• [Exercise aim] Find every line of the listing below where "医学技术类" appears, and copy it.

• [Extracted entries]
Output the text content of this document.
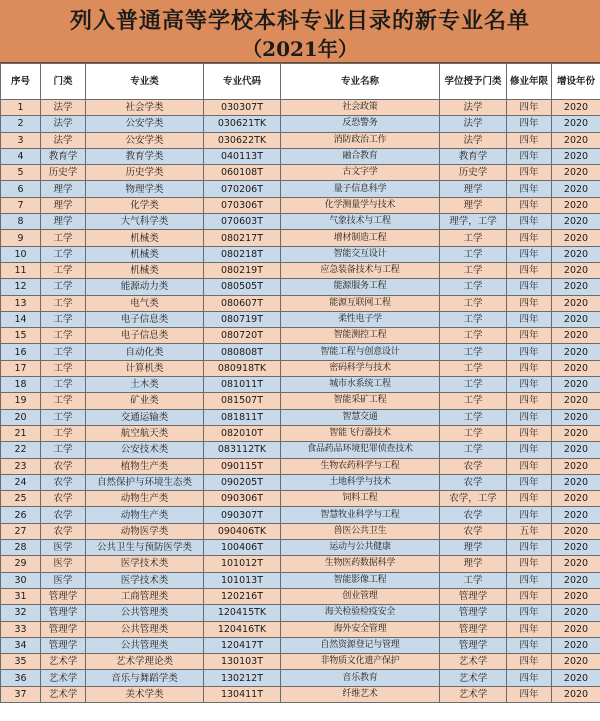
列入普通高等学校本科专业目录的新专业名单
（2021年）
序号	门类	专业类	专业代码	专业名称	学位授予门类	修业年限	增设年份
1	法学	社会学类	030307T	社会政策	法学	四年	2020
2	法学	公安学类	030621TK	反恐警务	法学	四年	2020
3	法学	公安学类	030622TK	消防政治工作	法学	四年	2020
4	教育学	教育学类	040113T	融合教育	教育学	四年	2020
5	历史学	历史学类	060108T	古文字学	历史学	四年	2020
6	理学	物理学类	070206T	量子信息科学	理学	四年	2020
7	理学	化学类	070306T	化学测量学与技术	理学	四年	2020
8	理学	大气科学类	070603T	气象技术与工程	理学，工学	四年	2020
9	工学	机械类	080217T	增材制造工程	工学	四年	2020
10	工学	机械类	080218T	智能交互设计	工学	四年	2020
11	工学	机械类	080219T	应急装备技术与工程	工学	四年	2020
12	工学	能源动力类	080505T	能源服务工程	工学	四年	2020
13	工学	电气类	080607T	能源互联网工程	工学	四年	2020
14	工学	电子信息类	080719T	柔性电子学	工学	四年	2020
15	工学	电子信息类	080720T	智能测控工程	工学	四年	2020
16	工学	自动化类	080808T	智能工程与创意设计	工学	四年	2020
17	工学	计算机类	080918TK	密码科学与技术	工学	四年	2020
18	工学	土木类	081011T	城市水系统工程	工学	四年	2020
19	工学	矿业类	081507T	智能采矿工程	工学	四年	2020
20	工学	交通运输类	081811T	智慧交通	工学	四年	2020
21	工学	航空航天类	082010T	智能飞行器技术	工学	四年	2020
22	工学	公安技术类	083112TK	食品药品环境犯罪侦查技术	工学	四年	2020
23	农学	植物生产类	090115T	生物农药科学与工程	农学	四年	2020
24	农学	自然保护与环境生态类	090205T	土地科学与技术	农学	四年	2020
25	农学	动物生产类	090306T	饲料工程	农学，工学	四年	2020
26	农学	动物生产类	090307T	智慧牧业科学与工程	农学	四年	2020
27	农学	动物医学类	090406TK	兽医公共卫生	农学	五年	2020
28	医学	公共卫生与预防医学类	100406T	运动与公共健康	理学	四年	2020
29	医学	医学技术类	101012T	生物医药数据科学	理学	四年	2020
30	医学	医学技术类	101013T	智能影像工程	工学	四年	2020
31	管理学	工商管理类	120216T	创业管理	管理学	四年	2020
32	管理学	公共管理类	120415TK	海关检验检疫安全	管理学	四年	2020
33	管理学	公共管理类	120416TK	海外安全管理	管理学	四年	2020
34	管理学	公共管理类	120417T	自然资源登记与管理	管理学	四年	2020
35	艺术学	艺术学理论类	130103T	非物质文化遗产保护	艺术学	四年	2020
36	艺术学	音乐与舞蹈学类	130212T	音乐教育	艺术学	四年	2020
37	艺术学	美术学类	130411T	纤维艺术	艺术学	四年	2020
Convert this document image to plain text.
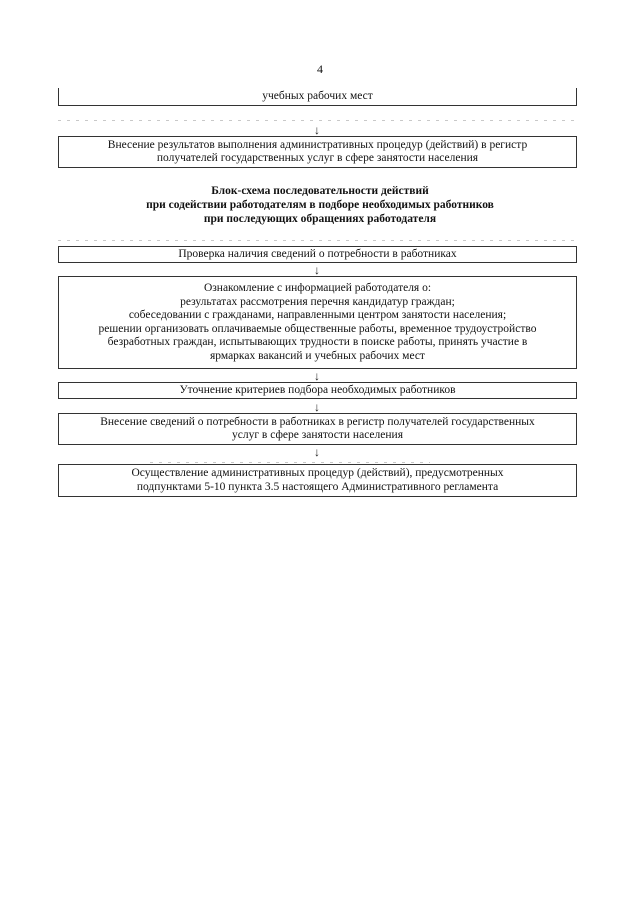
4
учебных рабочих мест
↓
Внесение результатов выполнения административных процедур (действий) в регистр
получателей государственных услуг в сфере занятости населения
Блок-схема последовательности действий
при содействии работодателям в подборе необходимых работников
при последующих обращениях работодателя
Проверка наличия сведений о потребности в работниках
↓
Ознакомление с информацией работодателя о:
результатах рассмотрения перечня кандидатур граждан;
собеседовании с гражданами, направленными центром занятости населения;
решении организовать оплачиваемые общественные работы, временное трудоустройство
безработных граждан, испытывающих трудности в поиске работы, принять участие в
ярмарках вакансий и учебных рабочих мест
↓
Уточнение критериев подбора необходимых работников
↓
Внесение сведений о потребности в работниках в регистр получателей государственных
услуг в сфере занятости населения
↓
Осуществление административных процедур (действий), предусмотренных
подпунктами 5-10 пункта 3.5 настоящего Административного регламента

• [Problem solution]
29	医学	医学技术类	101012T	生物医药数据科学	理学	四年	2020
30	医学	医学技术类	101013T	智能影像工程	工学	四年	2020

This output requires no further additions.